## [What you have to do]
Produce an exact copy of all the records.

## [Extracted information]

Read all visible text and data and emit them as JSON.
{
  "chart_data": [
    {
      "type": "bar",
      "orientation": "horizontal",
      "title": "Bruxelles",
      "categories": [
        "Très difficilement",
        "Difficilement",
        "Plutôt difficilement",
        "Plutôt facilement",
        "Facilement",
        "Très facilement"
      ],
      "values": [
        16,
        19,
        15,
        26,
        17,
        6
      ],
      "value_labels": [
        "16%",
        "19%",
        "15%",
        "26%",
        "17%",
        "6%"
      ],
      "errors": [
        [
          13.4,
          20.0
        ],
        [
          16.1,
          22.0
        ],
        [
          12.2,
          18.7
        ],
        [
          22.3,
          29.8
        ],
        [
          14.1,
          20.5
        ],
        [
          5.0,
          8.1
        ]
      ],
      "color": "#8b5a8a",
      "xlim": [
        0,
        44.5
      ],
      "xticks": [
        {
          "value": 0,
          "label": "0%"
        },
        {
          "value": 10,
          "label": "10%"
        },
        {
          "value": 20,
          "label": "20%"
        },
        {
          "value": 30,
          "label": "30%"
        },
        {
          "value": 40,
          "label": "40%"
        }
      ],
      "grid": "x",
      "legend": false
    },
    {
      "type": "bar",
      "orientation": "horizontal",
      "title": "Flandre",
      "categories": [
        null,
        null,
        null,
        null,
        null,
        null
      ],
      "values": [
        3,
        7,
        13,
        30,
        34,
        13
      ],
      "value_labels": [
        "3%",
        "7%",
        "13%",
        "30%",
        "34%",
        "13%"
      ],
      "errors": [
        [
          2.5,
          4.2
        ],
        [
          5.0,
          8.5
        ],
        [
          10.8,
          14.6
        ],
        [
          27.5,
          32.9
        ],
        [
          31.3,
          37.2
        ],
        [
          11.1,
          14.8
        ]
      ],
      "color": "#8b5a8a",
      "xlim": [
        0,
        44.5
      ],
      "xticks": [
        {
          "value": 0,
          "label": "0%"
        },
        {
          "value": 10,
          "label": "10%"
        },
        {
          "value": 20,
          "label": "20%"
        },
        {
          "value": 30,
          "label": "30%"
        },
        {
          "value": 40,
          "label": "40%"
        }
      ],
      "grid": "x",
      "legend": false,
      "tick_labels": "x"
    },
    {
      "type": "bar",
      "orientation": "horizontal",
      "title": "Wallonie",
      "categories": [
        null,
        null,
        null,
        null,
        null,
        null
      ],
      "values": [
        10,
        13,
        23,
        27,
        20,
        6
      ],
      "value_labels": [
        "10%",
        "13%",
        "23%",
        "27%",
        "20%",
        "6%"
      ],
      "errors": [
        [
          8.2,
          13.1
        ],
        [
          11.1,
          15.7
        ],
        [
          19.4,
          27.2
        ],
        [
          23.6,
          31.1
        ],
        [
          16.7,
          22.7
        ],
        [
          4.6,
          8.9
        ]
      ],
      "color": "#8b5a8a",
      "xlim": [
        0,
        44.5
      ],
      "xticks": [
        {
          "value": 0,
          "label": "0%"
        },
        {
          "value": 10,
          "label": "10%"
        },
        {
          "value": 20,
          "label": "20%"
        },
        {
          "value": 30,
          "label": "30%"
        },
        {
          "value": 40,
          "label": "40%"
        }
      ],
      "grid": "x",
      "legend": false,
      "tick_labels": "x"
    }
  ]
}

## [Problem solution]
Read all visible text and data and emit them as JSON.
{
  "chart_data": [
    {
      "type": "bar",
      "orientation": "horizontal",
      "title": "Bruxelles",
      "categories": [
        "Très difficilement",
        "Difficilement",
        "Plutôt difficilement",
        "Plutôt facilement",
        "Facilement",
        "Très facilement"
      ],
      "values": [
        16,
        19,
        15,
        26,
        17,
        6
      ],
      "value_labels": [
        "16%",
        "19%",
        "15%",
        "26%",
        "17%",
        "6%"
      ],
      "errors": [
        [
          13.4,
          20.0
        ],
        [
          16.1,
          22.0
        ],
        [
          12.2,
          18.7
        ],
        [
          22.3,
          29.8
        ],
        [
          14.1,
          20.5
        ],
        [
          5.0,
          8.1
        ]
      ],
      "color": "#8b5a8a",
      "xlim": [
        0,
        44.5
      ],
      "xticks": [
        {
          "value": 0,
          "label": "0%"
        },
        {
          "value": 10,
          "label": "10%"
        },
        {
          "value": 20,
          "label": "20%"
        },
        {
          "value": 30,
          "label": "30%"
        },
        {
          "value": 40,
          "label": "40%"
        }
      ],
      "grid": "x",
      "legend": false
    },
    {
      "type": "bar",
      "orientation": "horizontal",
      "title": "Flandre",
      "categories": [
        null,
        null,
        null,
        null,
        null,
        null
      ],
      "values": [
        3,
        7,
        13,
        30,
        34,
        13
      ],
      "value_labels": [
        "3%",
        "7%",
        "13%",
        "30%",
        "34%",
        "13%"
      ],
      "errors": [
        [
          2.5,
          4.2
        ],
        [
          5.0,
          8.5
        ],
        [
          10.8,
          14.6
        ],
        [
          27.5,
          32.9
        ],
        [
          31.3,
          37.2
        ],
        [
          11.1,
          14.8
        ]
      ],
      "color": "#8b5a8a",
      "xlim": [
        0,
        44.5
      ],
      "xticks": [
        {
          "value": 0,
          "label": "0%"
        },
        {
          "value": 10,
          "label": "10%"
        },
        {
          "value": 20,
          "label": "20%"
        },
        {
          "value": 30,
          "label": "30%"
        },
        {
          "value": 40,
          "label": "40%"
        }
      ],
      "grid": "x",
      "legend": false,
      "tick_labels": "x"
    },
    {
      "type": "bar",
      "orientation": "horizontal",
      "title": "Wallonie",
      "categories": [
        null,
        null,
        null,
        null,
        null,
        null
      ],
      "values": [
        10,
        13,
        23,
        27,
        20,
        6
      ],
      "value_labels": [
        "10%",
        "13%",
        "23%",
        "27%",
        "20%",
        "6%"
      ],
      "errors": [
        [
          8.2,
          13.1
        ],
        [
          11.1,
          15.7
        ],
        [
          19.4,
          27.2
        ],
        [
          23.6,
          31.1
        ],
        [
          16.7,
          22.7
        ],
        [
          4.6,
          8.9
        ]
      ],
      "color": "#8b5a8a",
      "xlim": [
        0,
        44.5
      ],
      "xticks": [
        {
          "value": 0,
          "label": "0%"
        },
        {
          "value": 10,
          "label": "10%"
        },
        {
          "value": 20,
          "label": "20%"
        },
        {
          "value": 30,
          "label": "30%"
        },
        {
          "value": 40,
          "label": "40%"
        }
      ],
      "grid": "x",
      "legend": false,
      "tick_labels": "x"
    }
  ]
}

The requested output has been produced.